DATA TO PROCESS:
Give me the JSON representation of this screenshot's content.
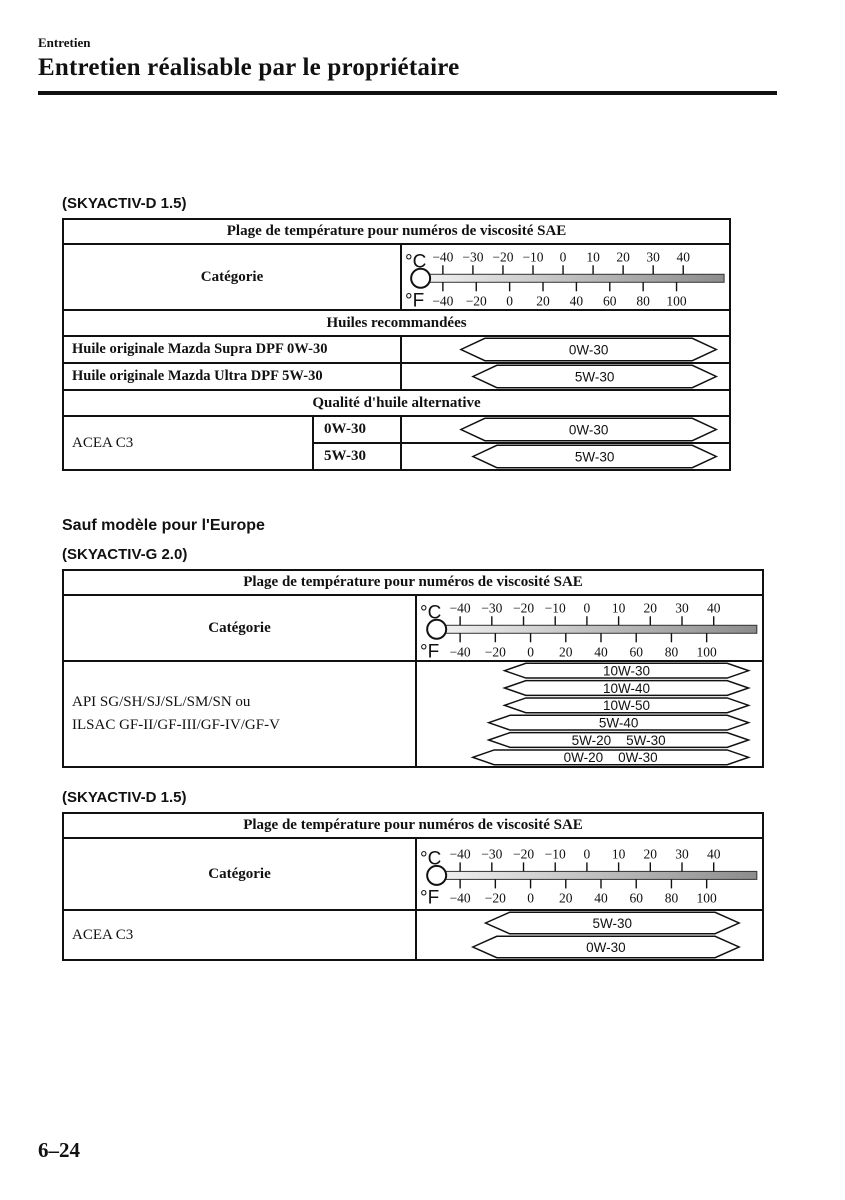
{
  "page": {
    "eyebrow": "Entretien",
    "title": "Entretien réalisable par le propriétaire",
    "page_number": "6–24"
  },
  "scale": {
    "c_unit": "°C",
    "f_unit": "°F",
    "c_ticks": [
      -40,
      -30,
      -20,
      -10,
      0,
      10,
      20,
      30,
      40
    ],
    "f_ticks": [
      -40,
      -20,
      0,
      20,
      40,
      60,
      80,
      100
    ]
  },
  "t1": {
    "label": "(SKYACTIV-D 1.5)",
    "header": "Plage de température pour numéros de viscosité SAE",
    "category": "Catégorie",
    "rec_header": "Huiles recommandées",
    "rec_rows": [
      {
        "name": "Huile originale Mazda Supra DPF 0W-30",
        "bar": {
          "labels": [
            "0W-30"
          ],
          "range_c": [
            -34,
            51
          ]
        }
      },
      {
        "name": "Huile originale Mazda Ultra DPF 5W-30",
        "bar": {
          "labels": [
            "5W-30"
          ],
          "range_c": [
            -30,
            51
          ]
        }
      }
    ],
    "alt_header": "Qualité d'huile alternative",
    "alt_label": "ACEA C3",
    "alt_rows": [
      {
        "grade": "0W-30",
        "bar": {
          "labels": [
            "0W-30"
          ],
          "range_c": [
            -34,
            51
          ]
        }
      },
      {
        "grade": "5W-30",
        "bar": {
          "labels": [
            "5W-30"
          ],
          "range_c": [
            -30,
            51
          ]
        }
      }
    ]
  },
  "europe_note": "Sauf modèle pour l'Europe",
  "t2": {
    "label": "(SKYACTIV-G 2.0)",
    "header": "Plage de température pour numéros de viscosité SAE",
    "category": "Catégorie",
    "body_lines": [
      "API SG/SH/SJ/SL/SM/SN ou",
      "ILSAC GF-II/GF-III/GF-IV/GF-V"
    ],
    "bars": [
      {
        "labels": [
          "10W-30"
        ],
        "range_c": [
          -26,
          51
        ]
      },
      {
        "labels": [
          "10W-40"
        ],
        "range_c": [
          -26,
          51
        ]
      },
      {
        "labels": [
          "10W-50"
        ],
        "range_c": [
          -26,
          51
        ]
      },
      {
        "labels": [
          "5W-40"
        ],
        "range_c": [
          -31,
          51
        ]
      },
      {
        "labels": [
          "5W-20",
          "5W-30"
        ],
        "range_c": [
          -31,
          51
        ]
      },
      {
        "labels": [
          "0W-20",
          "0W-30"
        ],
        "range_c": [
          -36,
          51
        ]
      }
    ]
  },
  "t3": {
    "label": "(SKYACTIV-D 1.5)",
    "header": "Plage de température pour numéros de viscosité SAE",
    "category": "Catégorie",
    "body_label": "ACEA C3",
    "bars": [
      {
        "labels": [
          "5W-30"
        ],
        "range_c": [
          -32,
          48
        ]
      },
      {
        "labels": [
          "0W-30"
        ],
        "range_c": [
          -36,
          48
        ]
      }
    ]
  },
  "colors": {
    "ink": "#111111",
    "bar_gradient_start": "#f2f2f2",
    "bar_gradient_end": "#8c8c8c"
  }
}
--
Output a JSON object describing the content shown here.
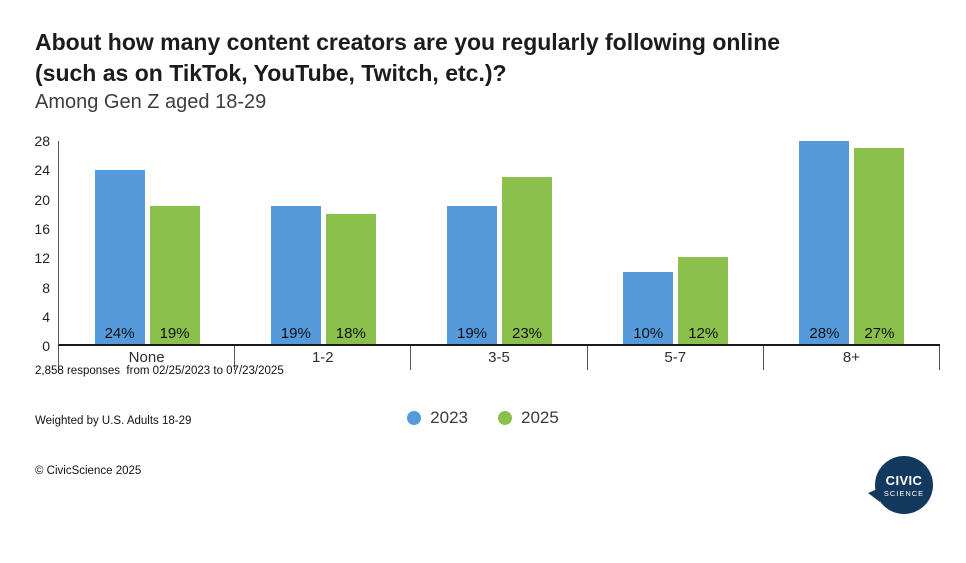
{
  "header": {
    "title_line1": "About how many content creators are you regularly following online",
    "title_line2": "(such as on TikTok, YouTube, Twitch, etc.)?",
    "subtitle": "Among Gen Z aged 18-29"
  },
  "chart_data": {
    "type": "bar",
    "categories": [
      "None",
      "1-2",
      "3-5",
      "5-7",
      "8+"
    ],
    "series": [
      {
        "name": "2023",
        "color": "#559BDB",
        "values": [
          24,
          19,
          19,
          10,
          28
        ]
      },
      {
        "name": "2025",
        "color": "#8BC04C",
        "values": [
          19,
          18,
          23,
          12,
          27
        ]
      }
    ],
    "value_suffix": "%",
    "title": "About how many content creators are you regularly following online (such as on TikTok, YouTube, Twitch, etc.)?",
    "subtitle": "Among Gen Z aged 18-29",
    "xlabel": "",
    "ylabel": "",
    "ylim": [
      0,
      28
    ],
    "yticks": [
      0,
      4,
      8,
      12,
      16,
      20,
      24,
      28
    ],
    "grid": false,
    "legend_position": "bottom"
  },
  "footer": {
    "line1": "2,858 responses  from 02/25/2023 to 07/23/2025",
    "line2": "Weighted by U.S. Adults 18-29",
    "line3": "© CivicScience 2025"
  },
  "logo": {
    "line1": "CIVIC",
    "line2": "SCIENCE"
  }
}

EXERCISE BRIEF:
Look through the entries above and report each line where the string "name" occurs.

ANSWER FOR THIS EXERCISE:
        "name": "Huile originale Mazda Supra DPF 0W-30",
        "name": "Huile originale Mazda Ultra DPF 5W-30",
        "name": "2023",
        "name": "2025",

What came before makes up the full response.